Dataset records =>
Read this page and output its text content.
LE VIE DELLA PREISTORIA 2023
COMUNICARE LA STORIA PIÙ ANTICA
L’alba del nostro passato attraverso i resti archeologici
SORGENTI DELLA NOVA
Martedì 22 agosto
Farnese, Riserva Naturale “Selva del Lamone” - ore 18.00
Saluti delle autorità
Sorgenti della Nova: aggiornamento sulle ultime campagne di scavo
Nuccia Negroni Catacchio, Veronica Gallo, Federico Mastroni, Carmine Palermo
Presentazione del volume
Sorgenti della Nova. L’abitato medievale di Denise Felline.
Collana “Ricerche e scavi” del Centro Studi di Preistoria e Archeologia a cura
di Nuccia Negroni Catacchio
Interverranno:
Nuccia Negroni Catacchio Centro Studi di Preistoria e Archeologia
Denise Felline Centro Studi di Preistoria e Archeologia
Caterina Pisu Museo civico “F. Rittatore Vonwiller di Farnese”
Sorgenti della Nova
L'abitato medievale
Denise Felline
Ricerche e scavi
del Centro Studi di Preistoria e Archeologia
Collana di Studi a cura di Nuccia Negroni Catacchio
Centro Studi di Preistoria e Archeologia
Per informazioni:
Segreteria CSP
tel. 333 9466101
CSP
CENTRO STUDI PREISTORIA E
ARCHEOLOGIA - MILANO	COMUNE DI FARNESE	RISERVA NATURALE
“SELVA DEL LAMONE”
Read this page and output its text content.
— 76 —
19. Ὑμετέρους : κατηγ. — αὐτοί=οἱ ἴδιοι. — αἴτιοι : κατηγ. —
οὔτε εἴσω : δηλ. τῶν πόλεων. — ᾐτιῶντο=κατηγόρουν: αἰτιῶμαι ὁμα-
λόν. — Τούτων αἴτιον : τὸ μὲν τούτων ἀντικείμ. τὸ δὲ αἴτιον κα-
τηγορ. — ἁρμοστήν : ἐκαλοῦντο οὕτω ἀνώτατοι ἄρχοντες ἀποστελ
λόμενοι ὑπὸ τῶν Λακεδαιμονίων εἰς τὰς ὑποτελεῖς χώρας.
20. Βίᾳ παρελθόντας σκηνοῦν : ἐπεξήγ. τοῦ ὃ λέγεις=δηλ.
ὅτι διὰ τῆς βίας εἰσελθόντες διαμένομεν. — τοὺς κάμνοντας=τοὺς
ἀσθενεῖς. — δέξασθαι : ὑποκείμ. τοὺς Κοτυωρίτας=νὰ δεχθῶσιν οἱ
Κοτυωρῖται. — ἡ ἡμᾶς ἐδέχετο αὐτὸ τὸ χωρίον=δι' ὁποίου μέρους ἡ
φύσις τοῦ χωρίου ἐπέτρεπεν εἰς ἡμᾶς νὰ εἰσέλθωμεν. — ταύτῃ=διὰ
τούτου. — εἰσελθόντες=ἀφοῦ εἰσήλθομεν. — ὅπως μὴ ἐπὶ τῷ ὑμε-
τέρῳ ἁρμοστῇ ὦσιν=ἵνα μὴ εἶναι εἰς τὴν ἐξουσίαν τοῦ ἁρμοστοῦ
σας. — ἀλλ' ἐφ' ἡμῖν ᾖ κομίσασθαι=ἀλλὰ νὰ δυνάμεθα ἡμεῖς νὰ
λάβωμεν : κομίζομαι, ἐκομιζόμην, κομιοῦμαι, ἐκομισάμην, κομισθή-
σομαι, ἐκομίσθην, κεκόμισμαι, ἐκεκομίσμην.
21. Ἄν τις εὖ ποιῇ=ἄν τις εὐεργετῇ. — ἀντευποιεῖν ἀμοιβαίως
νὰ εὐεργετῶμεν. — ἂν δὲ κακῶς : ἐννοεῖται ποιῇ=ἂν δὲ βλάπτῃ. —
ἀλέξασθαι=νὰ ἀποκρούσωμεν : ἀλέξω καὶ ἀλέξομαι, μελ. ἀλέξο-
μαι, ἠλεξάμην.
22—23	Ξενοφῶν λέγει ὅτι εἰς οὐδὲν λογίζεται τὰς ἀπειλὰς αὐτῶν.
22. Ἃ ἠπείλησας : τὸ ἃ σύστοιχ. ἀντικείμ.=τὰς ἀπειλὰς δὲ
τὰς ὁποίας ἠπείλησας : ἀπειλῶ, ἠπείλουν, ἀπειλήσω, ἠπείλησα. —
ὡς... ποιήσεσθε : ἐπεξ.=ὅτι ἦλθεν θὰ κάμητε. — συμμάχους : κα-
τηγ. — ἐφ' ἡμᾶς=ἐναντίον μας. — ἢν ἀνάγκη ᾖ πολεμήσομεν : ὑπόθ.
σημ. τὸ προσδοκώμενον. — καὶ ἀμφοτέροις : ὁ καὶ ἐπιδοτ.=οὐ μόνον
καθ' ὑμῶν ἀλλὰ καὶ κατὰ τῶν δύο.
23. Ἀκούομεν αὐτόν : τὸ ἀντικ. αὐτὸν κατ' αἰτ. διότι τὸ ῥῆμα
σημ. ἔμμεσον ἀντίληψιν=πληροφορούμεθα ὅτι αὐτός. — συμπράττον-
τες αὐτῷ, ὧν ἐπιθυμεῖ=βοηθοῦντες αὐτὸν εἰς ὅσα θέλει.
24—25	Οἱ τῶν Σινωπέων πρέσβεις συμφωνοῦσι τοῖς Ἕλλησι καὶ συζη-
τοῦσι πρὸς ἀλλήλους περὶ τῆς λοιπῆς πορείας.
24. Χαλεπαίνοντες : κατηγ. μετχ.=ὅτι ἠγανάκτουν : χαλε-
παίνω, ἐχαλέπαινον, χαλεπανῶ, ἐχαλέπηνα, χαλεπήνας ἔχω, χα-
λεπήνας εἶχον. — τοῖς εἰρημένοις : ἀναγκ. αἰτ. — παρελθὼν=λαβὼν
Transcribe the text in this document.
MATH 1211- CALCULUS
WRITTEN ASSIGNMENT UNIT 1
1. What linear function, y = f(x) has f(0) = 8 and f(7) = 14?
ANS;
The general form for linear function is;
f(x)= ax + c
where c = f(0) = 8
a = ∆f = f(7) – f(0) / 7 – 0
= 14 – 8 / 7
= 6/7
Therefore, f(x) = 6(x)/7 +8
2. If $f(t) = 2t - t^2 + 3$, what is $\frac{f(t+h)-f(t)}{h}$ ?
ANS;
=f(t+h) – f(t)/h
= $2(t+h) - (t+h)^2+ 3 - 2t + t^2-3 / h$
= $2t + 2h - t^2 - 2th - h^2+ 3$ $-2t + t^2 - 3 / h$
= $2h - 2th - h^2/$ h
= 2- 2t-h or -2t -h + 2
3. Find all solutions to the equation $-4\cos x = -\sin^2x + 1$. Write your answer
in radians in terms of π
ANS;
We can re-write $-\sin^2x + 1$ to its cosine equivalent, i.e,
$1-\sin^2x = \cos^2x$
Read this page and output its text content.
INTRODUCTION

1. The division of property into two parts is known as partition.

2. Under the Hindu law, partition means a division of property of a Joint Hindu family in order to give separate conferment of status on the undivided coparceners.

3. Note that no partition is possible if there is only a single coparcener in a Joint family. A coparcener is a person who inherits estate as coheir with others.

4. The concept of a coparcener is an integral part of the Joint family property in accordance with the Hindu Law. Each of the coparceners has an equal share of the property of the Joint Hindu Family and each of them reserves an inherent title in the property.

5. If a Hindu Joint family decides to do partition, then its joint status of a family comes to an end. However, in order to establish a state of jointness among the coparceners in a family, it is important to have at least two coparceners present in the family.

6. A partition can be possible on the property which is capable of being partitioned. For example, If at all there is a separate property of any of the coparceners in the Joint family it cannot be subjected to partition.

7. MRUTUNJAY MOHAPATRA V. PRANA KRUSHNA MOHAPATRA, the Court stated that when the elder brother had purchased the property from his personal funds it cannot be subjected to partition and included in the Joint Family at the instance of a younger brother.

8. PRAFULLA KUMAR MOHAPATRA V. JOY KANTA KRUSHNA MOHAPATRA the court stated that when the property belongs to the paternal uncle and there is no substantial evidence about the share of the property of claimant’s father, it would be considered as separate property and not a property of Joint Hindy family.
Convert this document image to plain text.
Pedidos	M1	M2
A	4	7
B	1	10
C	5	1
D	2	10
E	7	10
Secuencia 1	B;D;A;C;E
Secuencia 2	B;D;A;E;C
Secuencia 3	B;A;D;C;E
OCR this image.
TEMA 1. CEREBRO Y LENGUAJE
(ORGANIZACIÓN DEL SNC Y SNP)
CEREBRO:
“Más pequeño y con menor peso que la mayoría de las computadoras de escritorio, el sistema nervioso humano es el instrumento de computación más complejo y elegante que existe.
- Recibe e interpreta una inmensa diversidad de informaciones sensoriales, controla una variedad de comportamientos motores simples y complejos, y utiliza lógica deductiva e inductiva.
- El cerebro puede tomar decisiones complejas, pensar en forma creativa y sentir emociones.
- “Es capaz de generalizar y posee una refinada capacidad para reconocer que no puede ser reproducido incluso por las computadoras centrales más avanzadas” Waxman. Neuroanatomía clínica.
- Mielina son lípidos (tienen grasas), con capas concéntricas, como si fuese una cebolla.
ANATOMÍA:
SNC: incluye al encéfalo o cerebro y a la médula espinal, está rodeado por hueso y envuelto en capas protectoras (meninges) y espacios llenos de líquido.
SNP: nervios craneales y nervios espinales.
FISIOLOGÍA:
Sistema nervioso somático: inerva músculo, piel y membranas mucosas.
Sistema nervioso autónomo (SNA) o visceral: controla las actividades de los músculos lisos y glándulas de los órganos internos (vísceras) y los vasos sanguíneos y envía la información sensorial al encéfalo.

WRITTEN PROBLEM =>
In the records above, how many lines include the string "Ricerche"? Answer with only the number.

CORRECT ANSWER =>
2